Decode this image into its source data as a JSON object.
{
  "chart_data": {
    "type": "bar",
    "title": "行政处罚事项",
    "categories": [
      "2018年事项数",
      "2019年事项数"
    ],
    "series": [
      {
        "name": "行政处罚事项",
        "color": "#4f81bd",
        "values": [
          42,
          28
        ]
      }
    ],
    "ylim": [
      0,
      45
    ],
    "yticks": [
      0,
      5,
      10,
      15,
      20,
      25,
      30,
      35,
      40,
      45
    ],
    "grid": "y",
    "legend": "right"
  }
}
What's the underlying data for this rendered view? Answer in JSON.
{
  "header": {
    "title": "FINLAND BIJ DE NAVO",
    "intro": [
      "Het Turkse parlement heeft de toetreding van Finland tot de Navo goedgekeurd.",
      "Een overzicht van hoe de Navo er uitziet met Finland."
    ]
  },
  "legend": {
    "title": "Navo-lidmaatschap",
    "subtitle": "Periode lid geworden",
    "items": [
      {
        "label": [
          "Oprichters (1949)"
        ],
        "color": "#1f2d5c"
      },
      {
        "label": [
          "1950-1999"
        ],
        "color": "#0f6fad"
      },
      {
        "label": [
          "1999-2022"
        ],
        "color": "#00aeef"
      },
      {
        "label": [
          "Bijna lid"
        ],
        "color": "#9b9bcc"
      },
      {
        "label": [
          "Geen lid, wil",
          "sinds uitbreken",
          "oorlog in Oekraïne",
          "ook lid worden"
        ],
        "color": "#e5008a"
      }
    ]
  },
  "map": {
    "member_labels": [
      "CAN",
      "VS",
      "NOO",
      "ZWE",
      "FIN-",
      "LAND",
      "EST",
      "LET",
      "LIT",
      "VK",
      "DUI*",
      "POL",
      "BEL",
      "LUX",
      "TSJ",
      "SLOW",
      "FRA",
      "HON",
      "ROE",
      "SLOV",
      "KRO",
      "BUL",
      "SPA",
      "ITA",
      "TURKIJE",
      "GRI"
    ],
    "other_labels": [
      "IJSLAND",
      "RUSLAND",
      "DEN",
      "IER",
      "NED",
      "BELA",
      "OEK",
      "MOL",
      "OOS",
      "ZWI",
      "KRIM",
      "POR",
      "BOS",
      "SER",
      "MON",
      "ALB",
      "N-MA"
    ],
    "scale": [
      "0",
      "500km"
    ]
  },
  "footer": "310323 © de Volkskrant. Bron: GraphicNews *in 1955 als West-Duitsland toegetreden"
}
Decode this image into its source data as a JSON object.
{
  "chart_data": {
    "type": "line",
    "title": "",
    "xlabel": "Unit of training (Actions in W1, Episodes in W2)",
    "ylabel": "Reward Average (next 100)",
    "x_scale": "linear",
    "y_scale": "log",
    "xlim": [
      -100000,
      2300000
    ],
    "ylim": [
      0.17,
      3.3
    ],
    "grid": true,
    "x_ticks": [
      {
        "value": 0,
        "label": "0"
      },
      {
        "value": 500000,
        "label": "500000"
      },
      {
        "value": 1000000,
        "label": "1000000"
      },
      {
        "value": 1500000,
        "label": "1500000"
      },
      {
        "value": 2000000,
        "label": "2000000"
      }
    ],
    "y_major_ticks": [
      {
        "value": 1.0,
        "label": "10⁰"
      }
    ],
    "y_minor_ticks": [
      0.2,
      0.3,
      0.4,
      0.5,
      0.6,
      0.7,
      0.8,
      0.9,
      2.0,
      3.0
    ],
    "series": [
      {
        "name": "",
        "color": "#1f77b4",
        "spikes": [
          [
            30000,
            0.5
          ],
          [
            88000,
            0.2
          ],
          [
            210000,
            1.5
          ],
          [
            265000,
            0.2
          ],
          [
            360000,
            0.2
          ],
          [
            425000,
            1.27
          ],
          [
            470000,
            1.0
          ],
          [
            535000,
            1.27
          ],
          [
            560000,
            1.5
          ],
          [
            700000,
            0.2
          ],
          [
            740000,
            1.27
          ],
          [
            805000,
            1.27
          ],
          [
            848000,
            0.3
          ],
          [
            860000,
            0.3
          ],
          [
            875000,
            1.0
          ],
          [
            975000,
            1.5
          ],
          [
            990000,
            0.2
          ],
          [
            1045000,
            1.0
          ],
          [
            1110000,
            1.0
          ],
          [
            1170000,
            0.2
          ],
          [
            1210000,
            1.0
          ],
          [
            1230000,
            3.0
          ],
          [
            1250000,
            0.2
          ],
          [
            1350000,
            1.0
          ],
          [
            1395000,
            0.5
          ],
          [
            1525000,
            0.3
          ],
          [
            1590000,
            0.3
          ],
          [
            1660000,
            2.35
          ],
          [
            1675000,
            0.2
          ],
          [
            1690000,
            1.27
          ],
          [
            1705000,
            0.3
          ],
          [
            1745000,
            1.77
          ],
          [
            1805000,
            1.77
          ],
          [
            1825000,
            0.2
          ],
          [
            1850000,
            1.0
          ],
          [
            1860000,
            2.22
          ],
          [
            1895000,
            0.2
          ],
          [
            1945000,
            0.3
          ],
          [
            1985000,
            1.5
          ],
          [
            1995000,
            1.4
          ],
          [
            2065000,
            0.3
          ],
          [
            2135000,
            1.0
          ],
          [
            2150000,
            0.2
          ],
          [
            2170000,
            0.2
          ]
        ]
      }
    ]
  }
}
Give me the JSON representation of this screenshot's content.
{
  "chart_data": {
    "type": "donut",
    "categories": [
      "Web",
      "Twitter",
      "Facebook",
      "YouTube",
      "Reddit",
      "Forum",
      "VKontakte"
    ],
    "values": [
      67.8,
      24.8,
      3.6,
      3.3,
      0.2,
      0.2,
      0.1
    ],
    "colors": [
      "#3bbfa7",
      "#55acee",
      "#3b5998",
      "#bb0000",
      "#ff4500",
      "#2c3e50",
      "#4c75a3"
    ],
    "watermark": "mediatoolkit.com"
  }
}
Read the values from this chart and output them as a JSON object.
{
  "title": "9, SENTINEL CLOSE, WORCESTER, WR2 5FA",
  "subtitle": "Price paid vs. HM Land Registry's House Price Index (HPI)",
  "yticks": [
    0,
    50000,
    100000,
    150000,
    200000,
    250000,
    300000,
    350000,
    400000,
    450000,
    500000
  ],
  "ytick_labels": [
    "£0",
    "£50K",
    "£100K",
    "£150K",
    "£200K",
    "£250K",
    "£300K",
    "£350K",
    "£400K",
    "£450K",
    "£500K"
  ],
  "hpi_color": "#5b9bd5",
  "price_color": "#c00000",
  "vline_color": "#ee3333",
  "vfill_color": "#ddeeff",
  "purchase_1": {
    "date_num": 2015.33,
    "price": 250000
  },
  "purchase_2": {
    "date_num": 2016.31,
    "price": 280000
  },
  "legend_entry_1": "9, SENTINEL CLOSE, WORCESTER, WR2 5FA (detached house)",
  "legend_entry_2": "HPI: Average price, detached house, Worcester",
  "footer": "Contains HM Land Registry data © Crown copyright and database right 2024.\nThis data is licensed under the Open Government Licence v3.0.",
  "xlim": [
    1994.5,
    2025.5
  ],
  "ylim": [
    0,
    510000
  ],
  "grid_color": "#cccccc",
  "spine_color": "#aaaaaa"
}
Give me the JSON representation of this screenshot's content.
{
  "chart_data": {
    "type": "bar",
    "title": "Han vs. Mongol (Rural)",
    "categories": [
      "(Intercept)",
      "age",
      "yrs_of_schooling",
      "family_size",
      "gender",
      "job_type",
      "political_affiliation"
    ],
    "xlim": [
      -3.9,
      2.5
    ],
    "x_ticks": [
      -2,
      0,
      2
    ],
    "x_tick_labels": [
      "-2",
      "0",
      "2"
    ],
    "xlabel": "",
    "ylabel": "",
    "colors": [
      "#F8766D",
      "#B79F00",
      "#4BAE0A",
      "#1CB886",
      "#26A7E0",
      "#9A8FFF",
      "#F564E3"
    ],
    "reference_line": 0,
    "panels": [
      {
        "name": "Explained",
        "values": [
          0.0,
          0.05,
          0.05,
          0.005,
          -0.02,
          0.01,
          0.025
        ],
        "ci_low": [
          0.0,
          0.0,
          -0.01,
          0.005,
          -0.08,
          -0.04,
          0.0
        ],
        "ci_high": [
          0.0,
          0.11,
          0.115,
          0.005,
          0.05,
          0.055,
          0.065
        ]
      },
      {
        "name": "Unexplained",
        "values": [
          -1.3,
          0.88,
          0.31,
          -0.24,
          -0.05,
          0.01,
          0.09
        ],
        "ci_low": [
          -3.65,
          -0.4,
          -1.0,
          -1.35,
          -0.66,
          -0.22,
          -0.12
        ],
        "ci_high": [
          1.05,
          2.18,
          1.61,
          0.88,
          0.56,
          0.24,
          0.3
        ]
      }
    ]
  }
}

+ + +

Find all the lines containing "subtitle" in the material, then copy them.

    "subtitle": "Periode lid geworden",
  "subtitle": "Price paid vs. HM Land Registry's House Price Index (HPI)",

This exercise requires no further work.